++++ Input rows
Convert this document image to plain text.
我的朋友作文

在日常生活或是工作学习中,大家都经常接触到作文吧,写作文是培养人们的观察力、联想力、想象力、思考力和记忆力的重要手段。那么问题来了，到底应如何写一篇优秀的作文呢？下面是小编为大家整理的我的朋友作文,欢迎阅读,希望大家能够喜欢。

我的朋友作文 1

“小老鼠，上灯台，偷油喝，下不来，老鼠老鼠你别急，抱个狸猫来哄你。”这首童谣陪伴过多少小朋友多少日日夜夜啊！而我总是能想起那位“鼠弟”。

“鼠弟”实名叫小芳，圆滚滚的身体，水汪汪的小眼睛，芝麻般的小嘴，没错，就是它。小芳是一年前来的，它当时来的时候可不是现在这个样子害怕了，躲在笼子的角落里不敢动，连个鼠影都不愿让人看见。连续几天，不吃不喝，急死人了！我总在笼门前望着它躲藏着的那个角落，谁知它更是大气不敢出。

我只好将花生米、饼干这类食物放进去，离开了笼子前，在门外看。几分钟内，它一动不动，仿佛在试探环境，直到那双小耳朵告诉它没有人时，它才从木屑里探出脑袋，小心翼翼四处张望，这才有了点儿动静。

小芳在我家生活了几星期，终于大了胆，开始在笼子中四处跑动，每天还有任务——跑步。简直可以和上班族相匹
++++++++
++++ Input rows
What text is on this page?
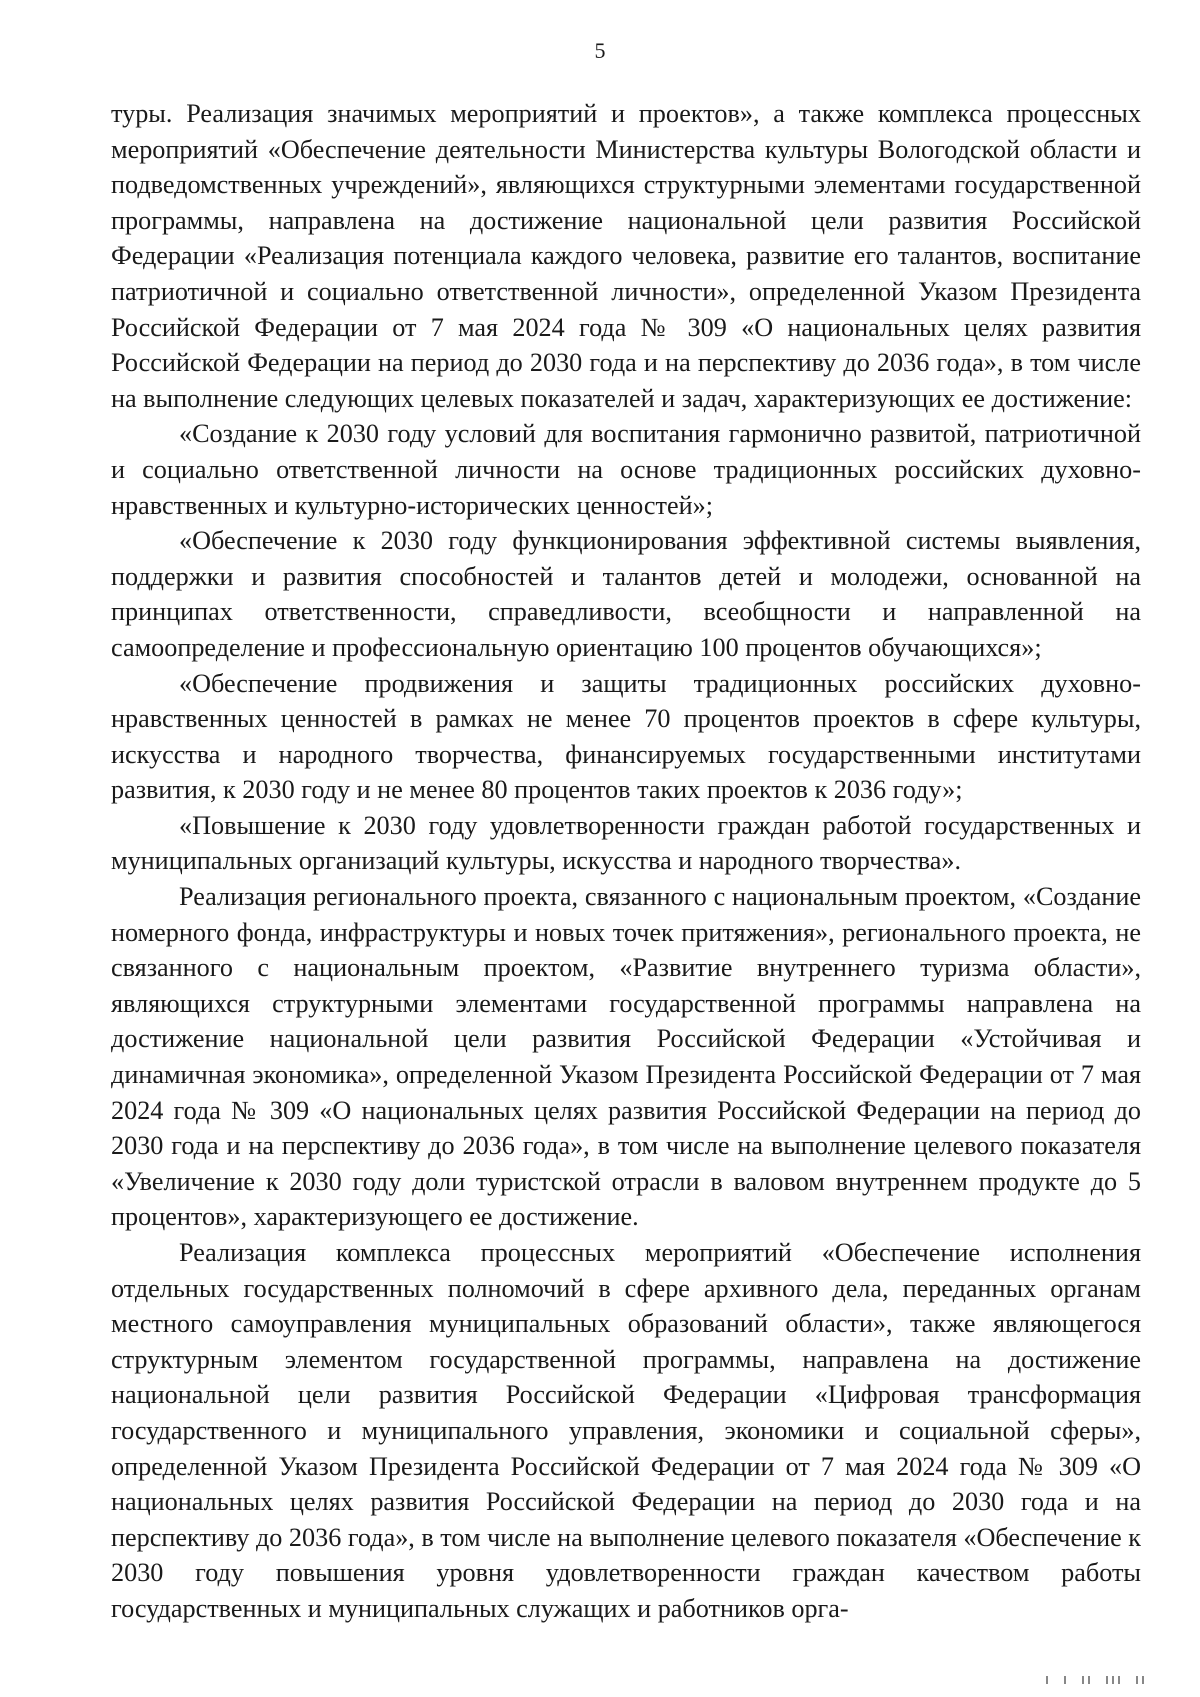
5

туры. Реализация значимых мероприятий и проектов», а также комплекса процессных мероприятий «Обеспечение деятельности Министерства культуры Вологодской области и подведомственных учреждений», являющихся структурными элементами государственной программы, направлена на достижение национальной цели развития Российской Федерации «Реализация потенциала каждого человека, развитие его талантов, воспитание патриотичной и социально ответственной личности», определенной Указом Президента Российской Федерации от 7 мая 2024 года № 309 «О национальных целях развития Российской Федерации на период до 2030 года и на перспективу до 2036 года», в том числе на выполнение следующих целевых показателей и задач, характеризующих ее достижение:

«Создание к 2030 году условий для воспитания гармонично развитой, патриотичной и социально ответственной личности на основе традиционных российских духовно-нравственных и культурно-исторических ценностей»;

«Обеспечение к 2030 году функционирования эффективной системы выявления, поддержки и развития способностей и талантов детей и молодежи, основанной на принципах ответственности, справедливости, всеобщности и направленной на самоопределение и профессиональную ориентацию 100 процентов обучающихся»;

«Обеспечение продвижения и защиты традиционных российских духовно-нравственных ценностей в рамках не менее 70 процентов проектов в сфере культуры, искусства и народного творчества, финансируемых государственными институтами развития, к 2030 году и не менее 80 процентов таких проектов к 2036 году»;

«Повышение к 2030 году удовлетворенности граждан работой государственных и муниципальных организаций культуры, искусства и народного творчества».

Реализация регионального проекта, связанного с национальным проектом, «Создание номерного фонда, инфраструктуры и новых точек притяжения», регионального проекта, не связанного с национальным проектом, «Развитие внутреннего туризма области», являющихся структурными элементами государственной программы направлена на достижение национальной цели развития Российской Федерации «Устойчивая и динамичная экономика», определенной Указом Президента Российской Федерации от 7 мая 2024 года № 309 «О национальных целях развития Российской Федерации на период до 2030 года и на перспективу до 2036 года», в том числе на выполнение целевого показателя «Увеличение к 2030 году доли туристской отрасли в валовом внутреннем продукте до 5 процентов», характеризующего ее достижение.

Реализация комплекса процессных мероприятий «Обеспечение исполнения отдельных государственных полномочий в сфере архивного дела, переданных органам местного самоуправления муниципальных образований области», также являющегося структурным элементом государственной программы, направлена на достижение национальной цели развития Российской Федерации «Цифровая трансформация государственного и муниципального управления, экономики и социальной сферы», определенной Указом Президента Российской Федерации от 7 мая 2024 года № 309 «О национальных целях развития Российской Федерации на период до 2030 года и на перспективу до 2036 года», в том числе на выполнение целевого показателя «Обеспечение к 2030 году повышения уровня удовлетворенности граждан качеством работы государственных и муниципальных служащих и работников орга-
++++++++
++++ Input rows
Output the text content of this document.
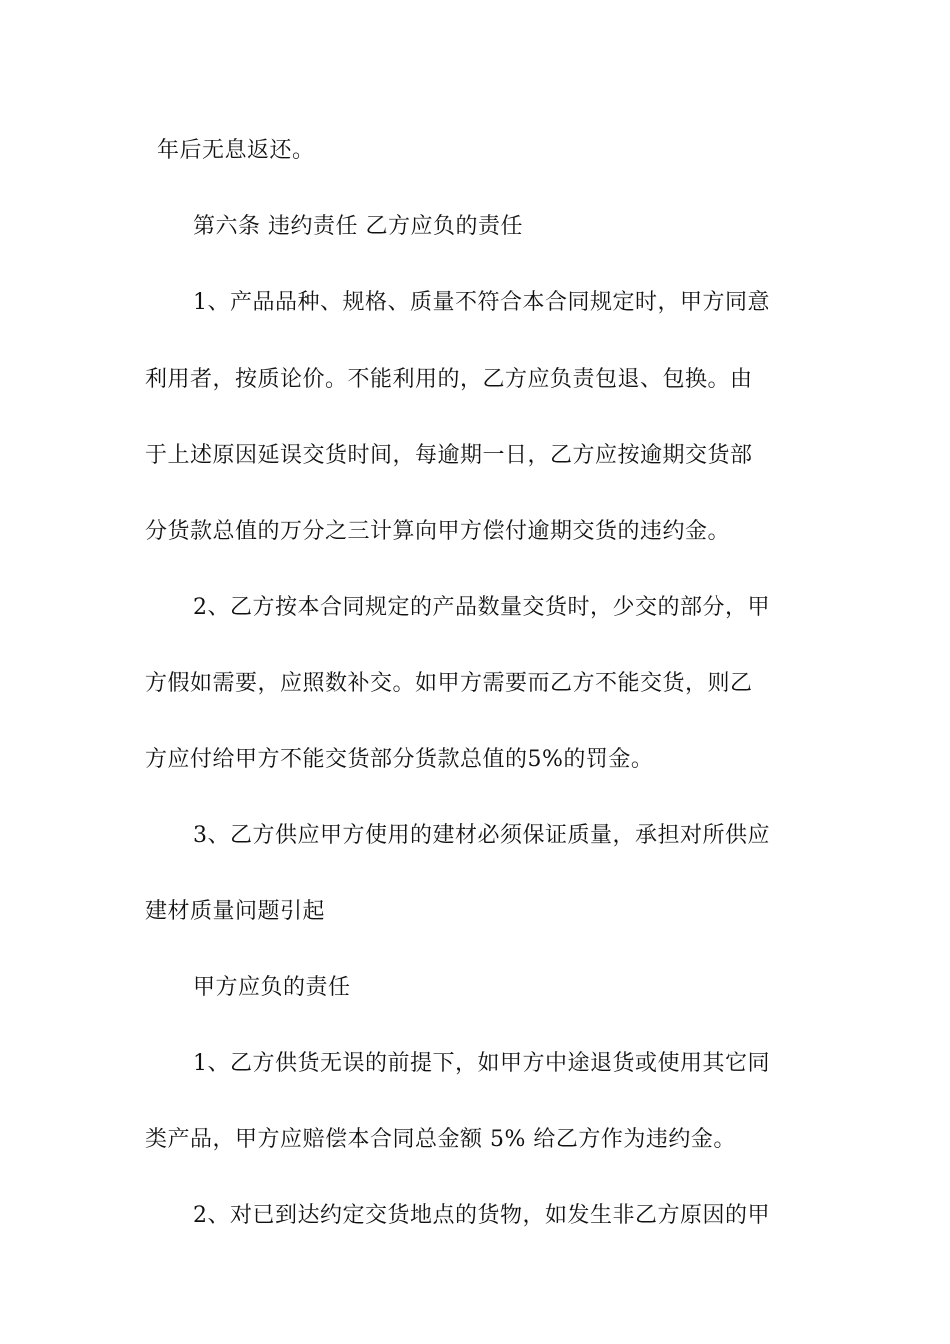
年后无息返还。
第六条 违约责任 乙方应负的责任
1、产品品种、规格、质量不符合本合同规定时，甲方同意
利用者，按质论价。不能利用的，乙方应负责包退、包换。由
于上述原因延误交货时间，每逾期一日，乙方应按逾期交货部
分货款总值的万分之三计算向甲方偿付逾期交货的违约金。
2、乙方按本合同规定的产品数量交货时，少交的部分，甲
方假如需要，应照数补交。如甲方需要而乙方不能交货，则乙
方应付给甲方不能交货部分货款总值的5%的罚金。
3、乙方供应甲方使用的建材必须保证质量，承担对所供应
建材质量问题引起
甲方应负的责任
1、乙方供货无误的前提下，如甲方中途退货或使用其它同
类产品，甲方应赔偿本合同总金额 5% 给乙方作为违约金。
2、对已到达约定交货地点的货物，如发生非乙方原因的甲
++++++++
**Given task:**
Look through the entries above; copy every line holding the string "творчества".

**Exercise answer:**
«Обеспечение продвижения и защиты традиционных российских духовно-нравственных ценностей в рамках не менее 70 процентов проектов в сфере культуры, искусства и народного творчества, финансируемых государственными институтами развития, к 2030 году и не менее 80 процентов таких проектов к 2036 году»;
«Повышение к 2030 году удовлетворенности граждан работой государственных и муниципальных организаций культуры, искусства и народного творчества».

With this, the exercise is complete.